→ Your goal:
Take each line containing "this" and report it exactly as written.

(Stored dataset items)

################

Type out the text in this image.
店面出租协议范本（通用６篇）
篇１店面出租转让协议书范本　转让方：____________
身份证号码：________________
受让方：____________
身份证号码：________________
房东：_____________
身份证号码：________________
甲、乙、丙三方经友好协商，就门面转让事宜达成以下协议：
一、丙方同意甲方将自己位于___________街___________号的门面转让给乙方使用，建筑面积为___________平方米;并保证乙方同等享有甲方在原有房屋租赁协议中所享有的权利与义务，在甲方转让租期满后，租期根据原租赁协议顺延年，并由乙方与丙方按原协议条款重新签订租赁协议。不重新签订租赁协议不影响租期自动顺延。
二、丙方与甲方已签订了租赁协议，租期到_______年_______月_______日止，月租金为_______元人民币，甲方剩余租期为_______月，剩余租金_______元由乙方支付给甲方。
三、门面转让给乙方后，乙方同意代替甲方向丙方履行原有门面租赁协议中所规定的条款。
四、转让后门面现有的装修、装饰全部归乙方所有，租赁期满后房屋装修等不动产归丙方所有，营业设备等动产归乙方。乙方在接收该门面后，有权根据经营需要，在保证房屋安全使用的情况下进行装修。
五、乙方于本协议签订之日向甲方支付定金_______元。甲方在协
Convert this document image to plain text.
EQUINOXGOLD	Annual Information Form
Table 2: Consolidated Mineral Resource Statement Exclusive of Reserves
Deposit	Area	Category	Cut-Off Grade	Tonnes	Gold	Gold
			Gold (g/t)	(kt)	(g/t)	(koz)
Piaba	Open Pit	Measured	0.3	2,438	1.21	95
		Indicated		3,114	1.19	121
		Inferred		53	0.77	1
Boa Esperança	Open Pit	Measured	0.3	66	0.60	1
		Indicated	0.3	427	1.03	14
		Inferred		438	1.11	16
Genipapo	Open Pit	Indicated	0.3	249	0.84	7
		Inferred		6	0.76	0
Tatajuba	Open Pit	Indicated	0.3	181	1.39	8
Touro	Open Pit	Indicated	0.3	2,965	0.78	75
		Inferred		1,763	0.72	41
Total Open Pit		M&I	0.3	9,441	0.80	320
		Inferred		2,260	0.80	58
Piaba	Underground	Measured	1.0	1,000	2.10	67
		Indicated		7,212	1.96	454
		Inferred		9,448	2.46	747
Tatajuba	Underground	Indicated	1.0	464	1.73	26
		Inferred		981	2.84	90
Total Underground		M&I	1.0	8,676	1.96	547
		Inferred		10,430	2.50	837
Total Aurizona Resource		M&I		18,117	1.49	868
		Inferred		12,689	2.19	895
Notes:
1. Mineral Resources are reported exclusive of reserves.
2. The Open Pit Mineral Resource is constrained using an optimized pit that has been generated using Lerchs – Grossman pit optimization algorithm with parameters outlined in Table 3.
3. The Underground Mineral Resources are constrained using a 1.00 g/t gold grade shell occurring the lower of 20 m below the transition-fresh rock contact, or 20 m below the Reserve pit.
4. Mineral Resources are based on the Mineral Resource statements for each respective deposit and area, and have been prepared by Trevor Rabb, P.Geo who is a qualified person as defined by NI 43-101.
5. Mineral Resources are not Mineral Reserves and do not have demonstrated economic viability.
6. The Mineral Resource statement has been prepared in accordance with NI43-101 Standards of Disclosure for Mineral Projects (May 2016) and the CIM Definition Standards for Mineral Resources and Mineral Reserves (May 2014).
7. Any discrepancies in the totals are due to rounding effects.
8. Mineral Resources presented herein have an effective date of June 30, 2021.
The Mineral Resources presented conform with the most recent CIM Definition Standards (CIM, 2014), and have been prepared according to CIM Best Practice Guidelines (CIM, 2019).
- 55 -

################

→ Output below:
Type out the text in this image.
Convert this document image to plain text.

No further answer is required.